## EXERCISE DETAILS
Return each entry exactly, omitting nothing.

## DATA FOR THE TASK
* begin *
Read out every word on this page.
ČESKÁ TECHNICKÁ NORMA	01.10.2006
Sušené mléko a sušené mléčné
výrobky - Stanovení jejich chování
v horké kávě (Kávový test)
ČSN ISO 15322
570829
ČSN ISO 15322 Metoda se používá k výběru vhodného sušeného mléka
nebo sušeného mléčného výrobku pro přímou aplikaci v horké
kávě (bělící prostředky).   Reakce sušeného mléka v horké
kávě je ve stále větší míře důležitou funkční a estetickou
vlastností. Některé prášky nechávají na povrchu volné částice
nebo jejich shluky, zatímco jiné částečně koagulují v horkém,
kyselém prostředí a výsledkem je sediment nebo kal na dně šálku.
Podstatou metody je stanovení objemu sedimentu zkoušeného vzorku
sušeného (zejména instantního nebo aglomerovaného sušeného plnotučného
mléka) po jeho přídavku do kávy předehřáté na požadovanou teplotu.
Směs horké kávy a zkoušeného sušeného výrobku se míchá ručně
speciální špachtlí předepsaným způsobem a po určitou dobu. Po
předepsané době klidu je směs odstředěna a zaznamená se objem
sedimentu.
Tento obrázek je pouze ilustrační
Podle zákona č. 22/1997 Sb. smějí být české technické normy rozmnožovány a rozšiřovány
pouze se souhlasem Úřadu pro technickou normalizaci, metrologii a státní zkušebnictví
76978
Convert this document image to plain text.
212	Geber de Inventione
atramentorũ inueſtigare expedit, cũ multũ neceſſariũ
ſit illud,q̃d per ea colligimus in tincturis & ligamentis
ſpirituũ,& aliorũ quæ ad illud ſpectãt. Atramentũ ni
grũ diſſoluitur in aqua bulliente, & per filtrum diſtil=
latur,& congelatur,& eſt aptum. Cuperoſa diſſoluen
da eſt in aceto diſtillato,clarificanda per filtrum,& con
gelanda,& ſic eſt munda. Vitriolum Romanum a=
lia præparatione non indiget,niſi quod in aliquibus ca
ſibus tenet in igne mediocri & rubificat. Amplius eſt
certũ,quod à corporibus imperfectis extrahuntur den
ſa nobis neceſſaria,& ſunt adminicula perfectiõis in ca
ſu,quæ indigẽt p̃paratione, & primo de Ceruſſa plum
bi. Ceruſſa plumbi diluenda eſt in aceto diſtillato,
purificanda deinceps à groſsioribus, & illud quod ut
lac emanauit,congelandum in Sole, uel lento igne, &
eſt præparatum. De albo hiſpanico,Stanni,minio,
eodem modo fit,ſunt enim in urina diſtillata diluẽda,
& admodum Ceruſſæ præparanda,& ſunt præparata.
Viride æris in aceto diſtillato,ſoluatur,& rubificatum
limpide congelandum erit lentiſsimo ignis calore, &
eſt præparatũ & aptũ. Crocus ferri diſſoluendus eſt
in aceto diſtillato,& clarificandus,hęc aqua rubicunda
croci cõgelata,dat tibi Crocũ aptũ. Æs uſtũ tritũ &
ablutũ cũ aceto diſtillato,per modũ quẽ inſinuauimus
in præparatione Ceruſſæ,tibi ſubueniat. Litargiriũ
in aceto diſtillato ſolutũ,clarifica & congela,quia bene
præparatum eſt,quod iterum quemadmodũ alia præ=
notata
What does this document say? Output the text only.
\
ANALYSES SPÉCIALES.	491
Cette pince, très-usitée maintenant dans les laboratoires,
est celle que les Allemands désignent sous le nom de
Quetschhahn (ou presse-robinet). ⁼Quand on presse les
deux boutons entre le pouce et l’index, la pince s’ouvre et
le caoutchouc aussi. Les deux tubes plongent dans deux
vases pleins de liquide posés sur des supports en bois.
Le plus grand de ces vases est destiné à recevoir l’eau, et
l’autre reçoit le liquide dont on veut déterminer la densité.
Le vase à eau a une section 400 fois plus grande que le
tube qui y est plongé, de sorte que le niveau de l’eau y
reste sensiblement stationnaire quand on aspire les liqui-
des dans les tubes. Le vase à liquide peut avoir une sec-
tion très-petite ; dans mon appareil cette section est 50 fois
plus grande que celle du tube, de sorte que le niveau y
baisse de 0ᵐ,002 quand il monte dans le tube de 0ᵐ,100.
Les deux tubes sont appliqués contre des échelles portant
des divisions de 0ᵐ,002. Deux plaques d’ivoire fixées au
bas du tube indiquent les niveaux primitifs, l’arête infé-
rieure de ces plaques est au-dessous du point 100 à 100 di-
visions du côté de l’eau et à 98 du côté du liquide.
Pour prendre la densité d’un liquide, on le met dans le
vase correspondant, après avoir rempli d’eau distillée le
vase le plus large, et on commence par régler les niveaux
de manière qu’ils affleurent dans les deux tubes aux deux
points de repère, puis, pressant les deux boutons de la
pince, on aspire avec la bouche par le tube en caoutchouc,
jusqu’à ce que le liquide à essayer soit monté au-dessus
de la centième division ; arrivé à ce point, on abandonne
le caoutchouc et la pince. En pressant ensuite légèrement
* end *
## ANSWER IN FULL
Read out every word on this page.
ČESKÁ TECHNICKÁ NORMA	01.10.2006
Sušené mléko a sušené mléčné
výrobky - Stanovení jejich chování
v horké kávě (Kávový test)
ČSN ISO 15322
570829
ČSN ISO 15322 Metoda se používá k výběru vhodného sušeného mléka
nebo sušeného mléčného výrobku pro přímou aplikaci v horké
kávě (bělící prostředky).   Reakce sušeného mléka v horké
kávě je ve stále větší míře důležitou funkční a estetickou
vlastností. Některé prášky nechávají na povrchu volné částice
nebo jejich shluky, zatímco jiné částečně koagulují v horkém,
kyselém prostředí a výsledkem je sediment nebo kal na dně šálku.
Podstatou metody je stanovení objemu sedimentu zkoušeného vzorku
sušeného (zejména instantního nebo aglomerovaného sušeného plnotučného
mléka) po jeho přídavku do kávy předehřáté na požadovanou teplotu.
Směs horké kávy a zkoušeného sušeného výrobku se míchá ručně
speciální špachtlí předepsaným způsobem a po určitou dobu. Po
předepsané době klidu je směs odstředěna a zaznamená se objem
sedimentu.
Tento obrázek je pouze ilustrační
Podle zákona č. 22/1997 Sb. smějí být české technické normy rozmnožovány a rozšiřovány
pouze se souhlasem Úřadu pro technickou normalizaci, metrologii a státní zkušebnictví
76978
Convert this document image to plain text.
212	Geber de Inventione
atramentorũ inueſtigare expedit, cũ multũ neceſſariũ
ſit illud,q̃d per ea colligimus in tincturis & ligamentis
ſpirituũ,& aliorũ quæ ad illud ſpectãt. Atramentũ ni
grũ diſſoluitur in aqua bulliente, & per filtrum diſtil=
latur,& congelatur,& eſt aptum. Cuperoſa diſſoluen
da eſt in aceto diſtillato,clarificanda per filtrum,& con
gelanda,& ſic eſt munda. Vitriolum Romanum a=
lia præparatione non indiget,niſi quod in aliquibus ca
ſibus tenet in igne mediocri & rubificat. Amplius eſt
certũ,quod à corporibus imperfectis extrahuntur den
ſa nobis neceſſaria,& ſunt adminicula perfectiõis in ca
ſu,quæ indigẽt p̃paratione, & primo de Ceruſſa plum
bi. Ceruſſa plumbi diluenda eſt in aceto diſtillato,
purificanda deinceps à groſsioribus, & illud quod ut
lac emanauit,congelandum in Sole, uel lento igne, &
eſt præparatum. De albo hiſpanico,Stanni,minio,
eodem modo fit,ſunt enim in urina diſtillata diluẽda,
& admodum Ceruſſæ præparanda,& ſunt præparata.
Viride æris in aceto diſtillato,ſoluatur,& rubificatum
limpide congelandum erit lentiſsimo ignis calore, &
eſt præparatũ & aptũ. Crocus ferri diſſoluendus eſt
in aceto diſtillato,& clarificandus,hęc aqua rubicunda
croci cõgelata,dat tibi Crocũ aptũ. Æs uſtũ tritũ &
ablutũ cũ aceto diſtillato,per modũ quẽ inſinuauimus
in præparatione Ceruſſæ,tibi ſubueniat. Litargiriũ
in aceto diſtillato ſolutũ,clarifica & congela,quia bene
præparatum eſt,quod iterum quemadmodũ alia præ=
notata
What does this document say? Output the text only.
\
ANALYSES SPÉCIALES.	491
Cette pince, très-usitée maintenant dans les laboratoires,
est celle que les Allemands désignent sous le nom de
Quetschhahn (ou presse-robinet). ⁼Quand on presse les
deux boutons entre le pouce et l’index, la pince s’ouvre et
le caoutchouc aussi. Les deux tubes plongent dans deux
vases pleins de liquide posés sur des supports en bois.
Le plus grand de ces vases est destiné à recevoir l’eau, et
l’autre reçoit le liquide dont on veut déterminer la densité.
Le vase à eau a une section 400 fois plus grande que le
tube qui y est plongé, de sorte que le niveau de l’eau y
reste sensiblement stationnaire quand on aspire les liqui-
des dans les tubes. Le vase à liquide peut avoir une sec-
tion très-petite ; dans mon appareil cette section est 50 fois
plus grande que celle du tube, de sorte que le niveau y
baisse de 0ᵐ,002 quand il monte dans le tube de 0ᵐ,100.
Les deux tubes sont appliqués contre des échelles portant
des divisions de 0ᵐ,002. Deux plaques d’ivoire fixées au
bas du tube indiquent les niveaux primitifs, l’arête infé-
rieure de ces plaques est au-dessous du point 100 à 100 di-
visions du côté de l’eau et à 98 du côté du liquide.
Pour prendre la densité d’un liquide, on le met dans le
vase correspondant, après avoir rempli d’eau distillée le
vase le plus large, et on commence par régler les niveaux
de manière qu’ils affleurent dans les deux tubes aux deux
points de repère, puis, pressant les deux boutons de la
pince, on aspire avec la bouche par le tube en caoutchouc,
jusqu’à ce que le liquide à essayer soit monté au-dessus
de la centième division ; arrivé à ce point, on abandonne
le caoutchouc et la pince. En pressant ensuite légèrement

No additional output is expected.